─── Цитируемый текст ───

Вот только один листок из счетоводческой книги художника за 1838 год:

Св. Троица для церкви св. Петки — 60 грошей.

Распятия для церкви св. Недели — 700 грошей.

Благовещение — 60 грошей.

8 икон для церкви св. Недели — 340 грошей.

для владыки — 1000 грошей.

из Щипа за св. Илью — 450 грошей.

из Пазарджика — 120 грошей.

из Велеса за 3 иконы — 150 грошей.

Икона св. Георгий для хаджи Георгия Стоянова из Старой Загоры — 500 грошей.

для Боснии — 600 грошей.

И так далее и так далее… (Деньги, кстати говоря, по тем временам немалые: лесоруб, огородник или ткач зарабатывали примерно по 500–600 грошей в год.)

───

» Задание a:
Пожалуйста, запишите записи как список строк JSON, по одной строке списка на каждую строку, без пустых строк. Возьмите только фрагмент, начиная с самого начала записей и заканчивая строкой, содержащей "The wire slack 38 is at (702, 48).", обе границы включительно.

─── Доступные записи ───

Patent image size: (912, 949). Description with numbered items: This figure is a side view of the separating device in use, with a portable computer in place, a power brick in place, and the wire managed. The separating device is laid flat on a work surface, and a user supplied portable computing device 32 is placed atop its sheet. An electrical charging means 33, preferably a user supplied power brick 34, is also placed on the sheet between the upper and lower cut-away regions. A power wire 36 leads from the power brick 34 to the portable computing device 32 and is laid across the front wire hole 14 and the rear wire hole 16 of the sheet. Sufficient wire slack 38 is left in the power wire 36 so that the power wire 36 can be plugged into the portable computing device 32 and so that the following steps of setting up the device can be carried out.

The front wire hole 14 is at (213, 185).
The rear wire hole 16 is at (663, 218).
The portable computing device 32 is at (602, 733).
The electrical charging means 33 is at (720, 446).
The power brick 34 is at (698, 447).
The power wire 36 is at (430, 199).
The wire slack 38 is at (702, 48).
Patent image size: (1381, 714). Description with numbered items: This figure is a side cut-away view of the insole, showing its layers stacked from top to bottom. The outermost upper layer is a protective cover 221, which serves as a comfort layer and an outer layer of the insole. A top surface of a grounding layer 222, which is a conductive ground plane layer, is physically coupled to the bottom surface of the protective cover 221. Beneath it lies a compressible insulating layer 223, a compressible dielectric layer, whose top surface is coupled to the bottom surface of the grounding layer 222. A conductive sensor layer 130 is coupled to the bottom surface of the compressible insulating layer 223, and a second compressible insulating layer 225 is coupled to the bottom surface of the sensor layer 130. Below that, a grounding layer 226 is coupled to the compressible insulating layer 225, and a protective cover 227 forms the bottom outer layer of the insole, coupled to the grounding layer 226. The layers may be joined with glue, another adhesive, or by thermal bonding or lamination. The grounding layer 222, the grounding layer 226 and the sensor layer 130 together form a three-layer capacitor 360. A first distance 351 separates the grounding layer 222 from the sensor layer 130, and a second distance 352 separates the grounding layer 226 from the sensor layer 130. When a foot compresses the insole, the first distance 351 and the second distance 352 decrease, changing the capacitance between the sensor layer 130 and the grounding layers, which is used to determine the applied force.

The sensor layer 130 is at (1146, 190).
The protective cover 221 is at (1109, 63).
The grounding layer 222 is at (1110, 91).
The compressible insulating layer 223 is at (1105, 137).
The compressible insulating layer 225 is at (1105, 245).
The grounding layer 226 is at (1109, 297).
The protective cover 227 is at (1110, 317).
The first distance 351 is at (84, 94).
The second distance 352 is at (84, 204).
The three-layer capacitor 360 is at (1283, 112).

───

» Задание b:
Приведите дословно отрывок из текста о счетоводческой книге художника, начиная с "для Боснии —" и заканчивая "грошей в год.)".

» Ответ к упражнению a:
[
  "Patent image size: (912, 949). Description with numbered items: This figure is a side view of the separating device in use, with a portable computer in place, a power brick in place, and the wire managed. The separating device is laid flat on a work surface, and a user supplied portable computing device 32 is placed atop its sheet. An electrical charging means 33, preferably a user supplied power brick 34, is also placed on the sheet between the upper and lower cut-away regions. A power wire 36 leads from the power brick 34 to the portable computing device 32 and is laid across the front wire hole 14 and the rear wire hole 16 of the sheet. Sufficient wire slack 38 is left in the power wire 36 so that the power wire 36 can be plugged into the portable computing device 32 and so that the following steps of setting up the device can be carried out.",
  "The front wire hole 14 is at (213, 185).",
  "The rear wire hole 16 is at (663, 218).",
  "The portable computing device 32 is at (602, 733).",
  "The electrical charging means 33 is at (720, 446).",
  "The power brick 34 is at (698, 447).",
  "The power wire 36 is at (430, 199).",
  "The wire slack 38 is at (702, 48)."
]

» Ответ к упражнению b:
для Боснии — 600 грошей.

И так далее и так далее… (Деньги, кстати говоря, по тем временам немалые: лесоруб, огородник или ткач зарабатывали примерно по 500–600 грошей в год.)